*EXERCISE AIM*
Quote all of the entries word for word.

(Structured figure records)
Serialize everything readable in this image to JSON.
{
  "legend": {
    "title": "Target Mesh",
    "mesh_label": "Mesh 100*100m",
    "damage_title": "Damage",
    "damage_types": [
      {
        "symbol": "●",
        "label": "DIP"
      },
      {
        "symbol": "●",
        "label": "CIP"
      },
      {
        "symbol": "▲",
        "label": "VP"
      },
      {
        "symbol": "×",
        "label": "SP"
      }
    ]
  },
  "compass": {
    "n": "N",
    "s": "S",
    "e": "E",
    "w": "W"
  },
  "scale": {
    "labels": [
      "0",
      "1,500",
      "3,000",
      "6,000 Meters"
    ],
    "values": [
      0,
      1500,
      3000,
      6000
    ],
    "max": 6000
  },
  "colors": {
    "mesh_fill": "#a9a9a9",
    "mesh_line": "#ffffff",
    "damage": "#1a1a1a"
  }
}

*OUTPUT*
Serialize everything readable in this image to JSON.
{
  "legend": {
    "title": "Target Mesh",
    "mesh_label": "Mesh 100*100m",
    "damage_title": "Damage",
    "damage_types": [
      {
        "symbol": "●",
        "label": "DIP"
      },
      {
        "symbol": "●",
        "label": "CIP"
      },
      {
        "symbol": "▲",
        "label": "VP"
      },
      {
        "symbol": "×",
        "label": "SP"
      }
    ]
  },
  "compass": {
    "n": "N",
    "s": "S",
    "e": "E",
    "w": "W"
  },
  "scale": {
    "labels": [
      "0",
      "1,500",
      "3,000",
      "6,000 Meters"
    ],
    "values": [
      0,
      1500,
      3000,
      6000
    ],
    "max": 6000
  },
  "colors": {
    "mesh_fill": "#a9a9a9",
    "mesh_line": "#ffffff",
    "damage": "#1a1a1a"
  }
}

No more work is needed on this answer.